═══ Brano proposto ═══

Puntare sulle obbligazioni delle società dei Paesi emergenti. La pandemia ha modificato anche la geografia dei mercati e quindi degli investimenti. E, guardando a quel che è successo nel 2020 sotto l’effetto Covid, il 2021 potrebbe offrire opportunità d’investimento, come sempre all’interno di un portafoglio diversificato, proprio sui bond delle aziende dei Paesi emergenti.

È quello che emerge dal report "Fixed Income – Debito societario dei mercati emergenti: prospettive interessanti grazie a buoni fondamentali", curato da Alain-Nsiona Defise, Head of Emerging Corporates e Qian Zhang, Senior Client Portfolio Manager di Pictet Asset Management del gruppo Pictet, uno dei principali gestori patrimoniali e del risparmio indipendenti in Europa con un patrimonio gestito e amministrato che al 30 settembre 2020 ammontava a 532 miliardi di euro. Nonostante tutti i danni economici provocati a livello globale dalla pandemia, spiegano Defise e Zhang, il credito societario dei mercati emergenti ha dimostrato una notevole resilienza. Non solo ha chiuso il 2020 con un guadagno del 7,1%, con le obbligazioni societarie high yield dei mercati emergenti che hanno generato un rendimento del 6,6%, ma i suoi fondamentali continuano anche a essere più interessanti di quelli delle obbligazioni societarie dei Paesi sviluppati. In particolare le obbligazioni societarie dei Paesi emergenti hanno registrato nel 2020 il tasso di default più basso tra tutte le principali tipologie di emissioni creditizie.

═══ Voci fornite ═══

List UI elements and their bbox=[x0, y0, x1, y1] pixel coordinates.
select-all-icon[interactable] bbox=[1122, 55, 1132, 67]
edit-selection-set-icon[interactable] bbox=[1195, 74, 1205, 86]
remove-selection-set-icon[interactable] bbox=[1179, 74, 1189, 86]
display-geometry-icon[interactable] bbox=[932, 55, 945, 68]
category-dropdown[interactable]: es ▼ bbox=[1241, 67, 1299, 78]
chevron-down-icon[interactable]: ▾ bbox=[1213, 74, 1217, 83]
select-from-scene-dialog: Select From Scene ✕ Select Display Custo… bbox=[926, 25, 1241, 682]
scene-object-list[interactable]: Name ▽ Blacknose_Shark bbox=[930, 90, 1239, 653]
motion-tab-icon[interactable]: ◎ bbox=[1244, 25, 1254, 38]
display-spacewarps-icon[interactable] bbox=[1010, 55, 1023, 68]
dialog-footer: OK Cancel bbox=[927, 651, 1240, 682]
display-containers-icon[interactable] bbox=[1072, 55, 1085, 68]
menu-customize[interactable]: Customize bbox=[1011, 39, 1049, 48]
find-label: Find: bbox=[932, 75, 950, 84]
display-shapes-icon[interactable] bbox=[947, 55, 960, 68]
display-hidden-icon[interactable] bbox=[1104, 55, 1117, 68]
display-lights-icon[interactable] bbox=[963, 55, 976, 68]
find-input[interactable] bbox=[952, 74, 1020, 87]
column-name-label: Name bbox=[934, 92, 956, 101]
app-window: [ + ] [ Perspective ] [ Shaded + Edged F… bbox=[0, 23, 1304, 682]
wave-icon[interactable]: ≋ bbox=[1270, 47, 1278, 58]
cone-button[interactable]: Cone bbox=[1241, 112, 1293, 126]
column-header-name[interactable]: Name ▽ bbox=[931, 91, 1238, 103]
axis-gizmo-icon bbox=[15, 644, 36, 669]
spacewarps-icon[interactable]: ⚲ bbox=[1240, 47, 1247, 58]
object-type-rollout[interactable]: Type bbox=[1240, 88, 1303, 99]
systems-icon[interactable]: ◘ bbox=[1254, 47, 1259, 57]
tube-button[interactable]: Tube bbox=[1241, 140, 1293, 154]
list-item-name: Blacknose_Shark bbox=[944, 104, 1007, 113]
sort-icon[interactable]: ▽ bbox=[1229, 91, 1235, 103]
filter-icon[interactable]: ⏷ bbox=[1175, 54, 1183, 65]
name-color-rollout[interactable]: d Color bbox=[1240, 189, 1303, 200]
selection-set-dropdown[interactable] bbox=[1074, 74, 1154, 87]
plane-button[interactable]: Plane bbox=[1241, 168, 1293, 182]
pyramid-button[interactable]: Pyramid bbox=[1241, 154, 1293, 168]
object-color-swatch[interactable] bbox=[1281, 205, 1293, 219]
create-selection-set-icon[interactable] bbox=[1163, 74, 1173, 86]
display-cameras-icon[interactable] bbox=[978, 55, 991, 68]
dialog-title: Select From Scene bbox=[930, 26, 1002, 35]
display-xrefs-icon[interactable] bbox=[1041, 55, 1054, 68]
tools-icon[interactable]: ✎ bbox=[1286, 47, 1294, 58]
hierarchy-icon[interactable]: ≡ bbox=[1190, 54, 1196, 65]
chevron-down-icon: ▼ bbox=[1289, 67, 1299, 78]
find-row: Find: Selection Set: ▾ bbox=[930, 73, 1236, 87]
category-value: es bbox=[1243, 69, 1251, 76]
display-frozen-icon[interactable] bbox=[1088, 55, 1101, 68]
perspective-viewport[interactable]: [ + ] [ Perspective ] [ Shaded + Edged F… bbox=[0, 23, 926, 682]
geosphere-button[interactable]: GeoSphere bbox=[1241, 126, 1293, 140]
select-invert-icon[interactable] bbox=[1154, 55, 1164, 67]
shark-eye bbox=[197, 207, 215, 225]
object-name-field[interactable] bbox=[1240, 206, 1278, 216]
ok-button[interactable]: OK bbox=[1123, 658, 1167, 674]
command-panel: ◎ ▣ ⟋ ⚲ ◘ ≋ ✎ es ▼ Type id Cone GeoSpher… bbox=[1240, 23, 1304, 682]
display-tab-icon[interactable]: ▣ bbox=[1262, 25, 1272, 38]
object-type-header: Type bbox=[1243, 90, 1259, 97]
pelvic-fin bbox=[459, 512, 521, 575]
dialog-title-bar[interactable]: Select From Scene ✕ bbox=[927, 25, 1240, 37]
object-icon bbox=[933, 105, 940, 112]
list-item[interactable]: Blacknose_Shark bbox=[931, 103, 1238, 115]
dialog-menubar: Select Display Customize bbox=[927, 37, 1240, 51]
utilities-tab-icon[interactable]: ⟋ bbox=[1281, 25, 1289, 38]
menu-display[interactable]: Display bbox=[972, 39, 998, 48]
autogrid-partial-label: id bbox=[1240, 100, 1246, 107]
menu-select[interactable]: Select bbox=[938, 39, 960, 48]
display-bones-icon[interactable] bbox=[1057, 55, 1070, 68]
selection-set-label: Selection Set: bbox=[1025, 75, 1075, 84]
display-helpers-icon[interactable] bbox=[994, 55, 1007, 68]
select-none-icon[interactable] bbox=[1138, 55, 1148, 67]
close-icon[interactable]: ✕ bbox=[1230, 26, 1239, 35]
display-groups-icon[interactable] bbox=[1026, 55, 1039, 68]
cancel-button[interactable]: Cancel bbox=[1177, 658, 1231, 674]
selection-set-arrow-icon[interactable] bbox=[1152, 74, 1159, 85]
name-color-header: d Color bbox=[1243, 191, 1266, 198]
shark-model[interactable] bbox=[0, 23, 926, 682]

═══

Consegne >>
**A)** Nel testo sulle obbligazioni dei Paesi emergenti, con quale guadagno ha chiuso il 2020 il credito societario dei mercati emergenti?
**B)** Trascrivi dal testo sulle obbligazioni dei Paesi emergenti il passo che va da "Puntare sulle obbligazioni" fino a "aziende dei Paesi emergenti.".

Soluzioni >>
**A)** Con un guadagno del 7,1%.

**B)**
Puntare sulle obbligazioni delle società dei Paesi emergenti. La pandemia ha modificato anche la geografia dei mercati e quindi degli investimenti. E, guardando a quel che è successo nel 2020 sotto l’effetto Covid, il 2021 potrebbe offrire opportunità d’investimento, come sempre all’interno di un portafoglio diversificato, proprio sui bond delle aziende dei Paesi emergenti.